Aim of the task: Return all of the lines below exactly as they are.

>> begin Data records

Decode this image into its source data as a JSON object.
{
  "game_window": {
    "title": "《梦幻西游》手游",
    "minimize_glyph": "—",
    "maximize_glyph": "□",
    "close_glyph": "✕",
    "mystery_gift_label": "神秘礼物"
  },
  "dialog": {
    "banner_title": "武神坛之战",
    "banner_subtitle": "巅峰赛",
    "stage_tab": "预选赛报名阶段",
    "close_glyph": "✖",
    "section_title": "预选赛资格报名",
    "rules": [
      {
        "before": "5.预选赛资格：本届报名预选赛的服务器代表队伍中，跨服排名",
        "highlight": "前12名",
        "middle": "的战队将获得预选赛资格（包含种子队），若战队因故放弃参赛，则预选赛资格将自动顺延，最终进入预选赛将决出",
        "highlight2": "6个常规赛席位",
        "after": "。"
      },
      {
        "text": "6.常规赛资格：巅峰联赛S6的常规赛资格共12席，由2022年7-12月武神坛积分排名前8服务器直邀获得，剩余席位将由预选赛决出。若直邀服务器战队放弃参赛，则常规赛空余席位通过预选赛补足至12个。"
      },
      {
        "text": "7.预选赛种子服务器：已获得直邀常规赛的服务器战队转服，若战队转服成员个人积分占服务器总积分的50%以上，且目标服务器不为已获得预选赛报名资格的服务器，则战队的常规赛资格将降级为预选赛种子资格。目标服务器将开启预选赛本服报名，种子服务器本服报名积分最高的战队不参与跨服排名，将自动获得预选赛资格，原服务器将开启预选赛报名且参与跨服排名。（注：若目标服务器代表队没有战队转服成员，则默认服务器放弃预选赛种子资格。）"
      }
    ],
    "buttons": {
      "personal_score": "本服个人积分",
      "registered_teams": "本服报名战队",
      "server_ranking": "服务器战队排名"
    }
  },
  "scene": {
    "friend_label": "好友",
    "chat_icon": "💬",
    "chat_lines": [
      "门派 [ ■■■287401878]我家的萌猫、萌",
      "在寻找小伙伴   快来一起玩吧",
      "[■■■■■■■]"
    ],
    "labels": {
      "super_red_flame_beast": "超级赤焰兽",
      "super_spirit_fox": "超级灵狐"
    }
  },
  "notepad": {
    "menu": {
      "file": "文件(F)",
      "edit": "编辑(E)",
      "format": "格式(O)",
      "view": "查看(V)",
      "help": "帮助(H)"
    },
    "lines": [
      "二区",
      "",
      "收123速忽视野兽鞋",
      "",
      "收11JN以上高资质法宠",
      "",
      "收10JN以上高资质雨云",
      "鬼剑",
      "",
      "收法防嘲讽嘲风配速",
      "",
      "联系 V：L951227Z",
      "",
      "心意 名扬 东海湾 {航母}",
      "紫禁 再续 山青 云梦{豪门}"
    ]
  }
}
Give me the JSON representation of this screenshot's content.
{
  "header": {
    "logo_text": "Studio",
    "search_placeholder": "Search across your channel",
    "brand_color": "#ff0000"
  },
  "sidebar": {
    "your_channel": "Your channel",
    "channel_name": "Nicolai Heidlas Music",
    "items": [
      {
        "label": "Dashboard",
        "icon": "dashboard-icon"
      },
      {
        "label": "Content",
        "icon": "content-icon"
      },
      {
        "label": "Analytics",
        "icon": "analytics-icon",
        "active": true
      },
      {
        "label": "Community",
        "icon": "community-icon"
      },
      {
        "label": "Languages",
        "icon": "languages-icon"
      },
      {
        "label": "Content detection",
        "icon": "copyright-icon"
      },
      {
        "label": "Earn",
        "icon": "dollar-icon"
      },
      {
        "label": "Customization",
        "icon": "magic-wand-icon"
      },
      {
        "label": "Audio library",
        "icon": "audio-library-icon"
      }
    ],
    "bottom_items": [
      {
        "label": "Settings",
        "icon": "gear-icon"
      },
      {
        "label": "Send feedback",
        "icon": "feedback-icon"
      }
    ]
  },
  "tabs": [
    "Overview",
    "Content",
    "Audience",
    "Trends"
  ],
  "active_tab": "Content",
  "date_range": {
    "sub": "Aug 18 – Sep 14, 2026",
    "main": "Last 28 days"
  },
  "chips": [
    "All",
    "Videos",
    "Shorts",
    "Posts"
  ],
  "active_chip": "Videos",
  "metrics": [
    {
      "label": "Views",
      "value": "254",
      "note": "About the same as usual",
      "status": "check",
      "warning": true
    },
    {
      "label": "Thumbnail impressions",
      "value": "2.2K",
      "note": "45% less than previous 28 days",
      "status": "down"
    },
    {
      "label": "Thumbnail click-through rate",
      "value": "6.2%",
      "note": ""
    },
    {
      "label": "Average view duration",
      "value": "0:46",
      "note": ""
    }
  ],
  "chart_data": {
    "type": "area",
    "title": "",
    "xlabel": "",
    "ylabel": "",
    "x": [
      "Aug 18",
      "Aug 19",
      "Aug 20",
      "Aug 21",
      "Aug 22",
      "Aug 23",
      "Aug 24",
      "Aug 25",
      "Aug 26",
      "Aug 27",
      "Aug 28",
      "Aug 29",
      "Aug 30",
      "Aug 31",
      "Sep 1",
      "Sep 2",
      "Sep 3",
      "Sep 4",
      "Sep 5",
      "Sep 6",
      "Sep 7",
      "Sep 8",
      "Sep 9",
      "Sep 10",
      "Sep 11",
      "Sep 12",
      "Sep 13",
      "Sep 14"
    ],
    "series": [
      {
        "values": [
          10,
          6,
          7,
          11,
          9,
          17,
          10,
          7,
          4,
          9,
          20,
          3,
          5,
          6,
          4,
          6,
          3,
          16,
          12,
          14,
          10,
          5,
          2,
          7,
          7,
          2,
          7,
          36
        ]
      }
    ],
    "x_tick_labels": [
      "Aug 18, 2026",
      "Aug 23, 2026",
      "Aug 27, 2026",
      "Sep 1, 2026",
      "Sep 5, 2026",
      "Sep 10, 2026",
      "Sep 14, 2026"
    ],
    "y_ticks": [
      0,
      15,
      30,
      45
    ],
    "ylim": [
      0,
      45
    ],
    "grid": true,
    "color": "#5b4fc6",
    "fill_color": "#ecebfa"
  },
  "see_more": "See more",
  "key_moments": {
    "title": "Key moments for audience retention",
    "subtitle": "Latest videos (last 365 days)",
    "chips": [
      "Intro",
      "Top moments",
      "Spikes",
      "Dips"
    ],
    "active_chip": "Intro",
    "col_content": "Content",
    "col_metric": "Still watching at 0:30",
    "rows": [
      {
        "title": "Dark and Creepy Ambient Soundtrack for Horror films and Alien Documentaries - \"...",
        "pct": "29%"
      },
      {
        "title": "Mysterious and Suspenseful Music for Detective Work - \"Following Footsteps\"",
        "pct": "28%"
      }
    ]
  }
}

>> end Data records

Response:
Decode this image into its source data as a JSON object.
{
  "game_window": {
    "title": "《梦幻西游》手游",
    "minimize_glyph": "—",
    "maximize_glyph": "□",
    "close_glyph": "✕",
    "mystery_gift_label": "神秘礼物"
  },
  "dialog": {
    "banner_title": "武神坛之战",
    "banner_subtitle": "巅峰赛",
    "stage_tab": "预选赛报名阶段",
    "close_glyph": "✖",
    "section_title": "预选赛资格报名",
    "rules": [
      {
        "before": "5.预选赛资格：本届报名预选赛的服务器代表队伍中，跨服排名",
        "highlight": "前12名",
        "middle": "的战队将获得预选赛资格（包含种子队），若战队因故放弃参赛，则预选赛资格将自动顺延，最终进入预选赛将决出",
        "highlight2": "6个常规赛席位",
        "after": "。"
      },
      {
        "text": "6.常规赛资格：巅峰联赛S6的常规赛资格共12席，由2022年7-12月武神坛积分排名前8服务器直邀获得，剩余席位将由预选赛决出。若直邀服务器战队放弃参赛，则常规赛空余席位通过预选赛补足至12个。"
      },
      {
        "text": "7.预选赛种子服务器：已获得直邀常规赛的服务器战队转服，若战队转服成员个人积分占服务器总积分的50%以上，且目标服务器不为已获得预选赛报名资格的服务器，则战队的常规赛资格将降级为预选赛种子资格。目标服务器将开启预选赛本服报名，种子服务器本服报名积分最高的战队不参与跨服排名，将自动获得预选赛资格，原服务器将开启预选赛报名且参与跨服排名。（注：若目标服务器代表队没有战队转服成员，则默认服务器放弃预选赛种子资格。）"
      }
    ],
    "buttons": {
      "personal_score": "本服个人积分",
      "registered_teams": "本服报名战队",
      "server_ranking": "服务器战队排名"
    }
  },
  "scene": {
    "friend_label": "好友",
    "chat_icon": "💬",
    "chat_lines": [
      "门派 [ ■■■287401878]我家的萌猫、萌",
      "在寻找小伙伴   快来一起玩吧",
      "[■■■■■■■]"
    ],
    "labels": {
      "super_red_flame_beast": "超级赤焰兽",
      "super_spirit_fox": "超级灵狐"
    }
  },
  "notepad": {
    "menu": {
      "file": "文件(F)",
      "edit": "编辑(E)",
      "format": "格式(O)",
      "view": "查看(V)",
      "help": "帮助(H)"
    },
    "lines": [
      "二区",
      "",
      "收123速忽视野兽鞋",
      "",
      "收11JN以上高资质法宠",
      "",
      "收10JN以上高资质雨云",
      "鬼剑",
      "",
      "收法防嘲讽嘲风配速",
      "",
      "联系 V：L951227Z",
      "",
      "心意 名扬 东海湾 {航母}",
      "紫禁 再续 山青 云梦{豪门}"
    ]
  }
}
Give me the JSON representation of this screenshot's content.
{
  "header": {
    "logo_text": "Studio",
    "search_placeholder": "Search across your channel",
    "brand_color": "#ff0000"
  },
  "sidebar": {
    "your_channel": "Your channel",
    "channel_name": "Nicolai Heidlas Music",
    "items": [
      {
        "label": "Dashboard",
        "icon": "dashboard-icon"
      },
      {
        "label": "Content",
        "icon": "content-icon"
      },
      {
        "label": "Analytics",
        "icon": "analytics-icon",
        "active": true
      },
      {
        "label": "Community",
        "icon": "community-icon"
      },
      {
        "label": "Languages",
        "icon": "languages-icon"
      },
      {
        "label": "Content detection",
        "icon": "copyright-icon"
      },
      {
        "label": "Earn",
        "icon": "dollar-icon"
      },
      {
        "label": "Customization",
        "icon": "magic-wand-icon"
      },
      {
        "label": "Audio library",
        "icon": "audio-library-icon"
      }
    ],
    "bottom_items": [
      {
        "label": "Settings",
        "icon": "gear-icon"
      },
      {
        "label": "Send feedback",
        "icon": "feedback-icon"
      }
    ]
  },
  "tabs": [
    "Overview",
    "Content",
    "Audience",
    "Trends"
  ],
  "active_tab": "Content",
  "date_range": {
    "sub": "Aug 18 – Sep 14, 2026",
    "main": "Last 28 days"
  },
  "chips": [
    "All",
    "Videos",
    "Shorts",
    "Posts"
  ],
  "active_chip": "Videos",
  "metrics": [
    {
      "label": "Views",
      "value": "254",
      "note": "About the same as usual",
      "status": "check",
      "warning": true
    },
    {
      "label": "Thumbnail impressions",
      "value": "2.2K",
      "note": "45% less than previous 28 days",
      "status": "down"
    },
    {
      "label": "Thumbnail click-through rate",
      "value": "6.2%",
      "note": ""
    },
    {
      "label": "Average view duration",
      "value": "0:46",
      "note": ""
    }
  ],
  "chart_data": {
    "type": "area",
    "title": "",
    "xlabel": "",
    "ylabel": "",
    "x": [
      "Aug 18",
      "Aug 19",
      "Aug 20",
      "Aug 21",
      "Aug 22",
      "Aug 23",
      "Aug 24",
      "Aug 25",
      "Aug 26",
      "Aug 27",
      "Aug 28",
      "Aug 29",
      "Aug 30",
      "Aug 31",
      "Sep 1",
      "Sep 2",
      "Sep 3",
      "Sep 4",
      "Sep 5",
      "Sep 6",
      "Sep 7",
      "Sep 8",
      "Sep 9",
      "Sep 10",
      "Sep 11",
      "Sep 12",
      "Sep 13",
      "Sep 14"
    ],
    "series": [
      {
        "values": [
          10,
          6,
          7,
          11,
          9,
          17,
          10,
          7,
          4,
          9,
          20,
          3,
          5,
          6,
          4,
          6,
          3,
          16,
          12,
          14,
          10,
          5,
          2,
          7,
          7,
          2,
          7,
          36
        ]
      }
    ],
    "x_tick_labels": [
      "Aug 18, 2026",
      "Aug 23, 2026",
      "Aug 27, 2026",
      "Sep 1, 2026",
      "Sep 5, 2026",
      "Sep 10, 2026",
      "Sep 14, 2026"
    ],
    "y_ticks": [
      0,
      15,
      30,
      45
    ],
    "ylim": [
      0,
      45
    ],
    "grid": true,
    "color": "#5b4fc6",
    "fill_color": "#ecebfa"
  },
  "see_more": "See more",
  "key_moments": {
    "title": "Key moments for audience retention",
    "subtitle": "Latest videos (last 365 days)",
    "chips": [
      "Intro",
      "Top moments",
      "Spikes",
      "Dips"
    ],
    "active_chip": "Intro",
    "col_content": "Content",
    "col_metric": "Still watching at 0:30",
    "rows": [
      {
        "title": "Dark and Creepy Ambient Soundtrack for Horror films and Alien Documentaries - \"...",
        "pct": "29%"
      },
      {
        "title": "Mysterious and Suspenseful Music for Detective Work - \"Following Footsteps\"",
        "pct": "28%"
      }
    ]
  }
}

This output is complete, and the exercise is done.